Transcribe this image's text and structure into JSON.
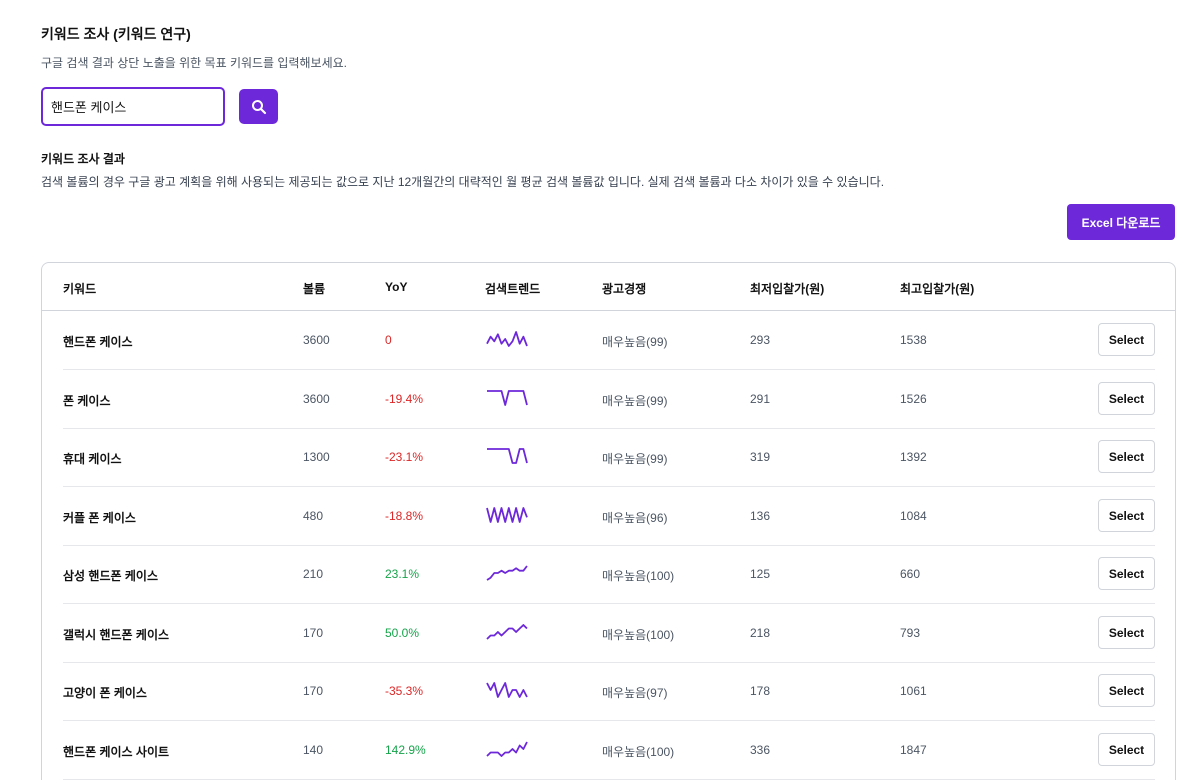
{
  "header": {
    "title": "키워드 조사 (키워드 연구)",
    "subtitle": "구글 검색 결과 상단 노출을 위한 목표 키워드를 입력해보세요."
  },
  "search": {
    "value": "핸드폰 케이스",
    "button_icon": "search-icon"
  },
  "results": {
    "title": "키워드 조사 결과",
    "description": "검색 볼륨의 경우 구글 광고 계획을 위해 사용되는 제공되는 값으로 지난 12개월간의 대략적인 월 평균 검색 볼륨값 입니다. 실제 검색 볼륨과 다소 차이가 있을 수 있습니다.",
    "excel_label": "Excel 다운로드"
  },
  "table": {
    "columns": [
      "키워드",
      "볼륨",
      "YoY",
      "검색트렌드",
      "광고경쟁",
      "최저입찰가(원)",
      "최고입찰가(원)"
    ],
    "select_label": "Select",
    "rows": [
      {
        "keyword": "핸드폰 케이스",
        "volume": "3600",
        "yoy": "0",
        "yoy_sign": "zero",
        "competition": "매우높음(99)",
        "min_bid": "293",
        "max_bid": "1538",
        "trend": [
          3,
          6,
          4,
          7,
          3,
          5,
          2,
          4,
          8,
          3,
          6,
          2
        ]
      },
      {
        "keyword": "폰 케이스",
        "volume": "3600",
        "yoy": "-19.4%",
        "yoy_sign": "neg",
        "competition": "매우높음(99)",
        "min_bid": "291",
        "max_bid": "1526",
        "trend": [
          8,
          8,
          8,
          8,
          8,
          1,
          8,
          8,
          8,
          8,
          8,
          1
        ]
      },
      {
        "keyword": "휴대 케이스",
        "volume": "1300",
        "yoy": "-23.1%",
        "yoy_sign": "neg",
        "competition": "매우높음(99)",
        "min_bid": "319",
        "max_bid": "1392",
        "trend": [
          8,
          8,
          8,
          8,
          8,
          8,
          8,
          0,
          0,
          8,
          8,
          0
        ]
      },
      {
        "keyword": "커플 폰 케이스",
        "volume": "480",
        "yoy": "-18.8%",
        "yoy_sign": "neg",
        "competition": "매우높음(96)",
        "min_bid": "136",
        "max_bid": "1084",
        "trend": [
          6,
          3,
          6,
          3,
          6,
          3,
          6,
          3,
          6,
          3,
          6,
          4
        ]
      },
      {
        "keyword": "삼성 핸드폰 케이스",
        "volume": "210",
        "yoy": "23.1%",
        "yoy_sign": "pos",
        "competition": "매우높음(100)",
        "min_bid": "125",
        "max_bid": "660",
        "trend": [
          1,
          2,
          4,
          4,
          5,
          4,
          5,
          5,
          6,
          5,
          5,
          7
        ]
      },
      {
        "keyword": "갤럭시 핸드폰 케이스",
        "volume": "170",
        "yoy": "50.0%",
        "yoy_sign": "pos",
        "competition": "매우높음(100)",
        "min_bid": "218",
        "max_bid": "793",
        "trend": [
          2,
          3,
          3,
          4,
          3,
          4,
          5,
          5,
          4,
          5,
          6,
          5
        ]
      },
      {
        "keyword": "고양이 폰 케이스",
        "volume": "170",
        "yoy": "-35.3%",
        "yoy_sign": "neg",
        "competition": "매우높음(97)",
        "min_bid": "178",
        "max_bid": "1061",
        "trend": [
          5,
          4,
          5,
          3,
          4,
          5,
          3,
          4,
          4,
          3,
          4,
          3
        ]
      },
      {
        "keyword": "핸드폰 케이스 사이트",
        "volume": "140",
        "yoy": "142.9%",
        "yoy_sign": "pos",
        "competition": "매우높음(100)",
        "min_bid": "336",
        "max_bid": "1847",
        "trend": [
          2,
          3,
          3,
          3,
          2,
          3,
          3,
          4,
          3,
          5,
          4,
          6
        ]
      }
    ]
  },
  "colors": {
    "accent": "#6d28d9",
    "negative": "#dc2626",
    "positive": "#16a34a"
  }
}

**Instructions for the task**
Gather all lines with the string "volume" from the data.

**Full output**
        "volume": "3600",
        "volume": "3600",
        "volume": "1300",
        "volume": "480",
        "volume": "210",
        "volume": "170",
        "volume": "170",
        "volume": "140",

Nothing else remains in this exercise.